**WORK REQUIRED:**
Scan the listing below and copy every line holding "확인하십시오".

(Lines of data)
<<<<

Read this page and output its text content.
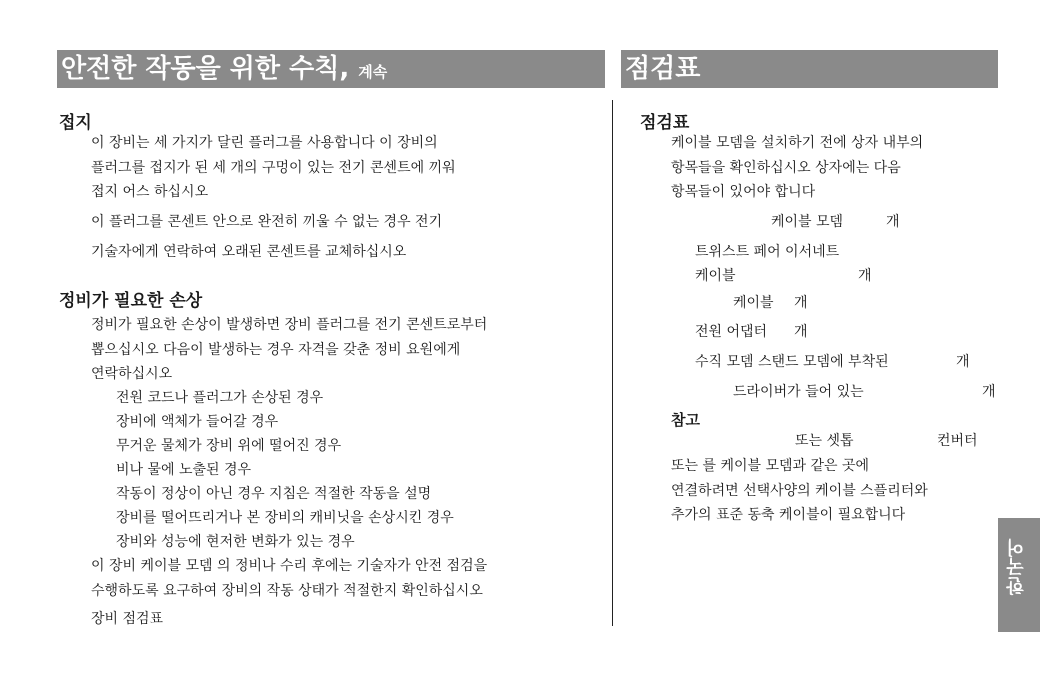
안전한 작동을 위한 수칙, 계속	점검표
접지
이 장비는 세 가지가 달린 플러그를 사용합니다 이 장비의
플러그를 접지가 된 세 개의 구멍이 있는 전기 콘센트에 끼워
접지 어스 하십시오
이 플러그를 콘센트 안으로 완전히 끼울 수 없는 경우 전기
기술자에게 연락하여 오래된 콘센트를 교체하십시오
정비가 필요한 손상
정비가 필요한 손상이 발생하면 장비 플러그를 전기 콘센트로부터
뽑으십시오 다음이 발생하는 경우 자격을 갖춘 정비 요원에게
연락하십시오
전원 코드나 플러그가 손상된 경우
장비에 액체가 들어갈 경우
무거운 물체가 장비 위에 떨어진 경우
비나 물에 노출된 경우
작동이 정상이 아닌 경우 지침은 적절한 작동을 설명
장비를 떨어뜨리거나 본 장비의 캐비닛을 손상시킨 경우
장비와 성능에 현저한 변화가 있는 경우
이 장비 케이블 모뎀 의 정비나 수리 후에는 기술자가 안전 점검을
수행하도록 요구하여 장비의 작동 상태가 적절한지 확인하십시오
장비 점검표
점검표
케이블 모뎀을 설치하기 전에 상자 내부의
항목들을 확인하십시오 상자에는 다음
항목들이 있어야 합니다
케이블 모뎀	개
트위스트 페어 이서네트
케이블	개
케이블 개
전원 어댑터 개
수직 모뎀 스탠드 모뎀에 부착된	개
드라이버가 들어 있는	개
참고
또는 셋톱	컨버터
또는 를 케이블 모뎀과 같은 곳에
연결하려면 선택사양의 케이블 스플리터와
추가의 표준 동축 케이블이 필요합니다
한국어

>>>>
<<<<

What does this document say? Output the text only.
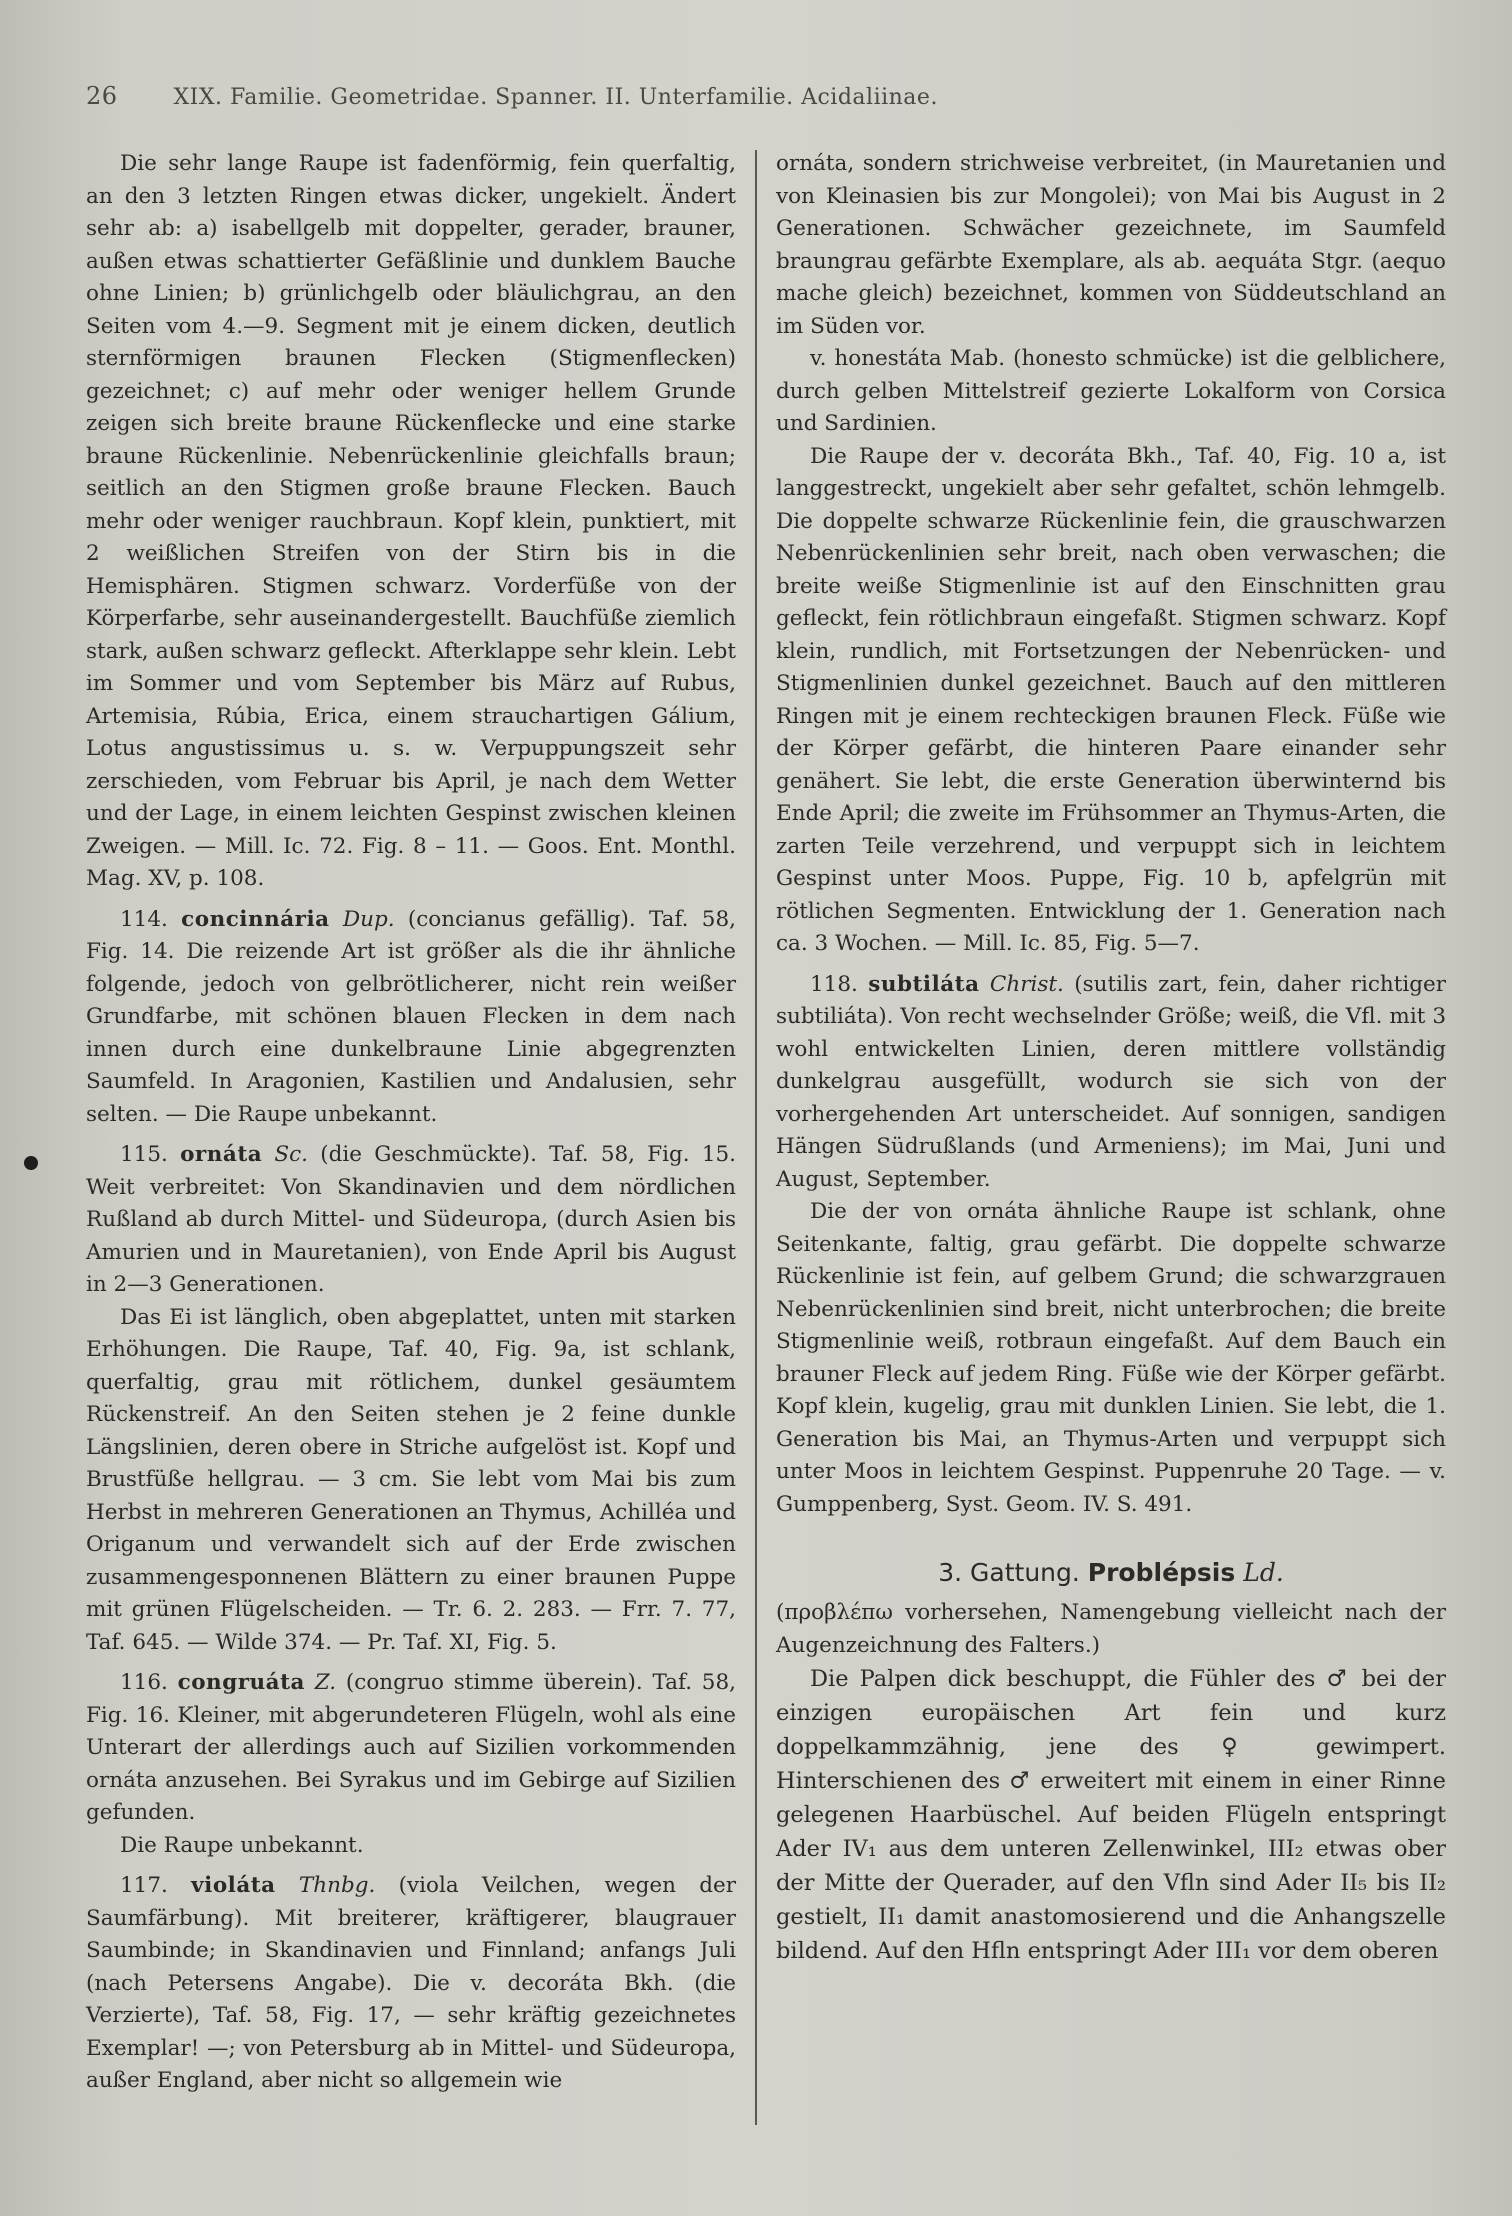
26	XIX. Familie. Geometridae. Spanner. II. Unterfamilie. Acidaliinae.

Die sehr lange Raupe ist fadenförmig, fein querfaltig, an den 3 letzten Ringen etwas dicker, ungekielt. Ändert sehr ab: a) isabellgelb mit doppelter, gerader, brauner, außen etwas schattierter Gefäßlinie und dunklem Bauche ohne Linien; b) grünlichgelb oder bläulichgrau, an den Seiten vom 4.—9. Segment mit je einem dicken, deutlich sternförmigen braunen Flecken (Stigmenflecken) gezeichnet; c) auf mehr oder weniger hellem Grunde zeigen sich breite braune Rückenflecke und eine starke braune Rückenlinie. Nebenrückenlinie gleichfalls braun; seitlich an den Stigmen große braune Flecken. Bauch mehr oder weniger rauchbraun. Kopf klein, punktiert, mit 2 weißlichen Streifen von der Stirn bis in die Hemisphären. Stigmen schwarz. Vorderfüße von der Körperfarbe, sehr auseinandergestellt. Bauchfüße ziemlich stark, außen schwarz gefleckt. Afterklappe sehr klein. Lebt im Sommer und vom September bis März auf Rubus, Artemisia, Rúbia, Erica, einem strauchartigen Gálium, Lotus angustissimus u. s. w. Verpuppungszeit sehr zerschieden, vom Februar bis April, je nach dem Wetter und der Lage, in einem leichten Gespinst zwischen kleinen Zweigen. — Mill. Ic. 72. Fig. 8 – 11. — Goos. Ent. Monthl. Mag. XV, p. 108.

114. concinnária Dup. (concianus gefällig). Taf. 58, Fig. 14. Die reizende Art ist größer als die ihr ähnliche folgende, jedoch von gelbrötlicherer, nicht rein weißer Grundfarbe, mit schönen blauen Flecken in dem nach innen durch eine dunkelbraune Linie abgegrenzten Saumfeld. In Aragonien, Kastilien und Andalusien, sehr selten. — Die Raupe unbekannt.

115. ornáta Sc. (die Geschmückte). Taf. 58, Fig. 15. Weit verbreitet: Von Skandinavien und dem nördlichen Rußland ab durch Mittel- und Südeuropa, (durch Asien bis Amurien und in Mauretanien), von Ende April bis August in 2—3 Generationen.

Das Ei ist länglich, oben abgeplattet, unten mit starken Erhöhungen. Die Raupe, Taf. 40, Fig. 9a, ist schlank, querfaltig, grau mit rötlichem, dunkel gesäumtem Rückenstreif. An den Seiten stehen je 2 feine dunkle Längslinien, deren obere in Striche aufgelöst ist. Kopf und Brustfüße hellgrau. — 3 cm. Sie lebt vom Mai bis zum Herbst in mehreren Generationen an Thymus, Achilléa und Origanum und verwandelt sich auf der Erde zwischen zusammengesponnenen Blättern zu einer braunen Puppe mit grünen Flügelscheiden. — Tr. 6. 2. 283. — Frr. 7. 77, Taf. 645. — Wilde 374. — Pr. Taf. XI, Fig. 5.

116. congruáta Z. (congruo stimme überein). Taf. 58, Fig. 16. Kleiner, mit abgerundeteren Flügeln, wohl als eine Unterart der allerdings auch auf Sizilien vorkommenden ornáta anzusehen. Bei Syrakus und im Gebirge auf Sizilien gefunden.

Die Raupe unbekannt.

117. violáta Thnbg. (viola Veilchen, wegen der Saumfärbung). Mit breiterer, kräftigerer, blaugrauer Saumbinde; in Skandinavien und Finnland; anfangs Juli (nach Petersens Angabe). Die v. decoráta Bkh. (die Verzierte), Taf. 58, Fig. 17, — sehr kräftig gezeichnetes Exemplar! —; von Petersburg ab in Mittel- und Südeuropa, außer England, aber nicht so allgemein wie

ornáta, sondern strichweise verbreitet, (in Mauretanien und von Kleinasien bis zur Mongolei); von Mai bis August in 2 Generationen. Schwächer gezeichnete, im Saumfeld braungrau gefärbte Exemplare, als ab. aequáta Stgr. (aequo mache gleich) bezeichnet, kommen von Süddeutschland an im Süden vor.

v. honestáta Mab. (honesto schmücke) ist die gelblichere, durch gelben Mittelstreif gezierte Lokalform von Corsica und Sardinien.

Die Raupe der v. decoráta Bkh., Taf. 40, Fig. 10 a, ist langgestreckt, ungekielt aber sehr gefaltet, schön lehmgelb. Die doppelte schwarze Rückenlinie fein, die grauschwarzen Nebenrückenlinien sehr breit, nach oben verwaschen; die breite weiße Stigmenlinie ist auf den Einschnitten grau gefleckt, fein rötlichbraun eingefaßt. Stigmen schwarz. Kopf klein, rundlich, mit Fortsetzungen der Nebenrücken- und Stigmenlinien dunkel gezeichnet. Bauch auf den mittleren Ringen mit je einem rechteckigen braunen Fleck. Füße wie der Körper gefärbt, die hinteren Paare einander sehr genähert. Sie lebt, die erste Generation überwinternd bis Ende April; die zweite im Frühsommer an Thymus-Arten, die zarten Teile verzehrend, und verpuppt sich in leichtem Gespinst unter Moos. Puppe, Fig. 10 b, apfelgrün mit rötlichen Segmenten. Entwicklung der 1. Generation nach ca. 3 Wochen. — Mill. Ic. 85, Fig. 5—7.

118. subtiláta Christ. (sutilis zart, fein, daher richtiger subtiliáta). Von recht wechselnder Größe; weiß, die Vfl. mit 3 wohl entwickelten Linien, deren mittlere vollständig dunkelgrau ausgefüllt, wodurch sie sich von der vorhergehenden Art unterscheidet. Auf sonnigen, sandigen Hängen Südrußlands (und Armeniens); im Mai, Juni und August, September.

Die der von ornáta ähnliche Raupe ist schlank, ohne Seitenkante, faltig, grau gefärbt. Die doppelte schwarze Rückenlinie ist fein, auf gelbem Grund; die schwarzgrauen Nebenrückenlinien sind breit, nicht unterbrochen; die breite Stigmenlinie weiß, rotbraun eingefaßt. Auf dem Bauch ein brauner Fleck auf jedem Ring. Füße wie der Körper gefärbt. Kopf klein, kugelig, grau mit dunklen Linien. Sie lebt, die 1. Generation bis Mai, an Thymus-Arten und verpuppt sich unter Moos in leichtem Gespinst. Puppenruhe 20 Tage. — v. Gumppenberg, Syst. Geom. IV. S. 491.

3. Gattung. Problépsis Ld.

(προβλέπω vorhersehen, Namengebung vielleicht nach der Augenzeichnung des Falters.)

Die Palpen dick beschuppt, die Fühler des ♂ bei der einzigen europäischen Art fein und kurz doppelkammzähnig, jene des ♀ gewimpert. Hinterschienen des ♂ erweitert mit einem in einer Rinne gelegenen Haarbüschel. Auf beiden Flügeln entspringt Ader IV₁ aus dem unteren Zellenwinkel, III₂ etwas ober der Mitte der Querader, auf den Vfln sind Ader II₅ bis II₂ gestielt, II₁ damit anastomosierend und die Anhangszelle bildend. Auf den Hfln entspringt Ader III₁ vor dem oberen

>>>>
<<<<

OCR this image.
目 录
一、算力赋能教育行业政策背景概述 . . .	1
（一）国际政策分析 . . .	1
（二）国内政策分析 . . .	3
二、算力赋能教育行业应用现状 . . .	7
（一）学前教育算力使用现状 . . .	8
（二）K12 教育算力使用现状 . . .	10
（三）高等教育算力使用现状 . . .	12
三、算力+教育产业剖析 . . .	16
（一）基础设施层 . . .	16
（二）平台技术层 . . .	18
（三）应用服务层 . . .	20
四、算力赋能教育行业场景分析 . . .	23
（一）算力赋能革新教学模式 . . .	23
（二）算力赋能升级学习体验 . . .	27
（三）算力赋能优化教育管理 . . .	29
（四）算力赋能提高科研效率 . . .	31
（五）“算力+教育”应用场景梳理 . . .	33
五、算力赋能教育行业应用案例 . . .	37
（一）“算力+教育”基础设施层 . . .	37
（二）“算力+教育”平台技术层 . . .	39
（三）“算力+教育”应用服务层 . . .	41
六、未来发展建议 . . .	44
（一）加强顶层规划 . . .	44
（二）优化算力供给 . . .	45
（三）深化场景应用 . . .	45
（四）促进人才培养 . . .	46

>>>>

**FINISHED ANSWER:**
수행하도록 요구하여 장비의 작동 상태가 적절한지 확인하십시오
항목들을 확인하십시오 상자에는 다음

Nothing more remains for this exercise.